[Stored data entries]
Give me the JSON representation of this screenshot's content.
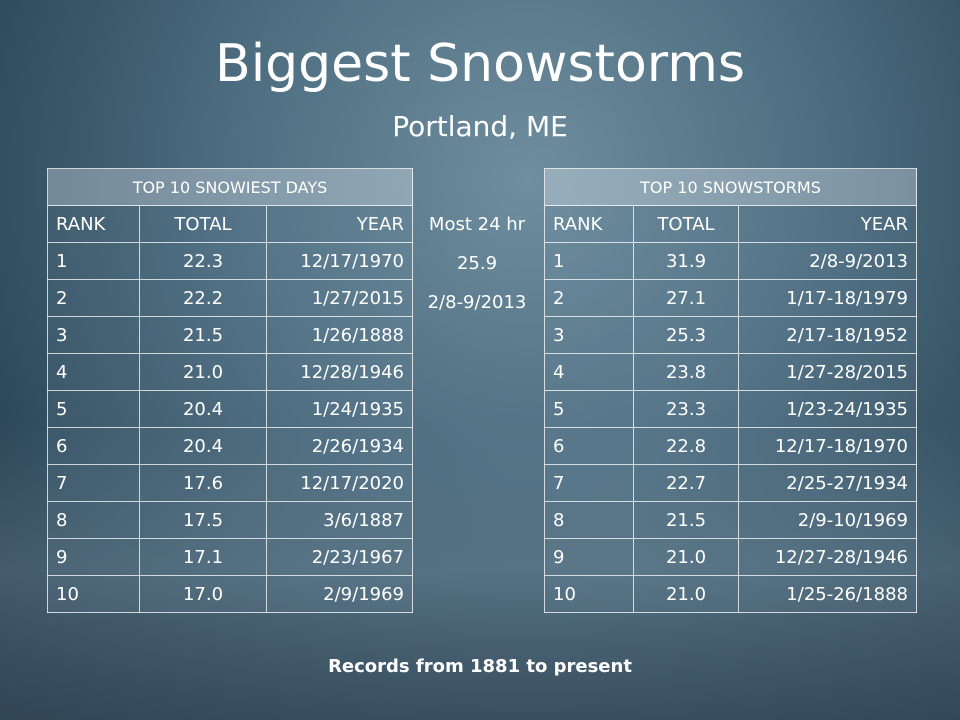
{
  "title": "Biggest Snowstorms",
  "subtitle": "Portland, ME",
  "tables": [
    {
      "title": "TOP 10 SNOWIEST DAYS",
      "headers": [
        "RANK",
        "TOTAL",
        "YEAR"
      ],
      "rows": [
        [
          "1",
          "22.3",
          "12/17/1970"
        ],
        [
          "2",
          "22.2",
          "1/27/2015"
        ],
        [
          "3",
          "21.5",
          "1/26/1888"
        ],
        [
          "4",
          "21.0",
          "12/28/1946"
        ],
        [
          "5",
          "20.4",
          "1/24/1935"
        ],
        [
          "6",
          "20.4",
          "2/26/1934"
        ],
        [
          "7",
          "17.6",
          "12/17/2020"
        ],
        [
          "8",
          "17.5",
          "3/6/1887"
        ],
        [
          "9",
          "17.1",
          "2/23/1967"
        ],
        [
          "10",
          "17.0",
          "2/9/1969"
        ]
      ]
    },
    {
      "title": "TOP 10 SNOWSTORMS",
      "headers": [
        "RANK",
        "TOTAL",
        "YEAR"
      ],
      "rows": [
        [
          "1",
          "31.9",
          "2/8-9/2013"
        ],
        [
          "2",
          "27.1",
          "1/17-18/1979"
        ],
        [
          "3",
          "25.3",
          "2/17-18/1952"
        ],
        [
          "4",
          "23.8",
          "1/27-28/2015"
        ],
        [
          "5",
          "23.3",
          "1/23-24/1935"
        ],
        [
          "6",
          "22.8",
          "12/17-18/1970"
        ],
        [
          "7",
          "22.7",
          "2/25-27/1934"
        ],
        [
          "8",
          "21.5",
          "2/9-10/1969"
        ],
        [
          "9",
          "21.0",
          "12/27-28/1946"
        ],
        [
          "10",
          "21.0",
          "1/25-26/1888"
        ]
      ]
    }
  ],
  "most_24hr": {
    "label": "Most 24 hr",
    "value": "25.9",
    "date": "2/8-9/2013"
  },
  "footer": "Records from 1881 to present"
}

# [TASK]
Omit every picture, and otherwise quote the entries exactly.

# [EXERCISE RESPONSE]
Give me the JSON representation of this screenshot's content.
{
  "title": "Biggest Snowstorms",
  "subtitle": "Portland, ME",
  "tables": [
    {
      "title": "TOP 10 SNOWIEST DAYS",
      "headers": [
        "RANK",
        "TOTAL",
        "YEAR"
      ],
      "rows": [
        [
          "1",
          "22.3",
          "12/17/1970"
        ],
        [
          "2",
          "22.2",
          "1/27/2015"
        ],
        [
          "3",
          "21.5",
          "1/26/1888"
        ],
        [
          "4",
          "21.0",
          "12/28/1946"
        ],
        [
          "5",
          "20.4",
          "1/24/1935"
        ],
        [
          "6",
          "20.4",
          "2/26/1934"
        ],
        [
          "7",
          "17.6",
          "12/17/2020"
        ],
        [
          "8",
          "17.5",
          "3/6/1887"
        ],
        [
          "9",
          "17.1",
          "2/23/1967"
        ],
        [
          "10",
          "17.0",
          "2/9/1969"
        ]
      ]
    },
    {
      "title": "TOP 10 SNOWSTORMS",
      "headers": [
        "RANK",
        "TOTAL",
        "YEAR"
      ],
      "rows": [
        [
          "1",
          "31.9",
          "2/8-9/2013"
        ],
        [
          "2",
          "27.1",
          "1/17-18/1979"
        ],
        [
          "3",
          "25.3",
          "2/17-18/1952"
        ],
        [
          "4",
          "23.8",
          "1/27-28/2015"
        ],
        [
          "5",
          "23.3",
          "1/23-24/1935"
        ],
        [
          "6",
          "22.8",
          "12/17-18/1970"
        ],
        [
          "7",
          "22.7",
          "2/25-27/1934"
        ],
        [
          "8",
          "21.5",
          "2/9-10/1969"
        ],
        [
          "9",
          "21.0",
          "12/27-28/1946"
        ],
        [
          "10",
          "21.0",
          "1/25-26/1888"
        ]
      ]
    }
  ],
  "most_24hr": {
    "label": "Most 24 hr",
    "value": "25.9",
    "date": "2/8-9/2013"
  },
  "footer": "Records from 1881 to present"
}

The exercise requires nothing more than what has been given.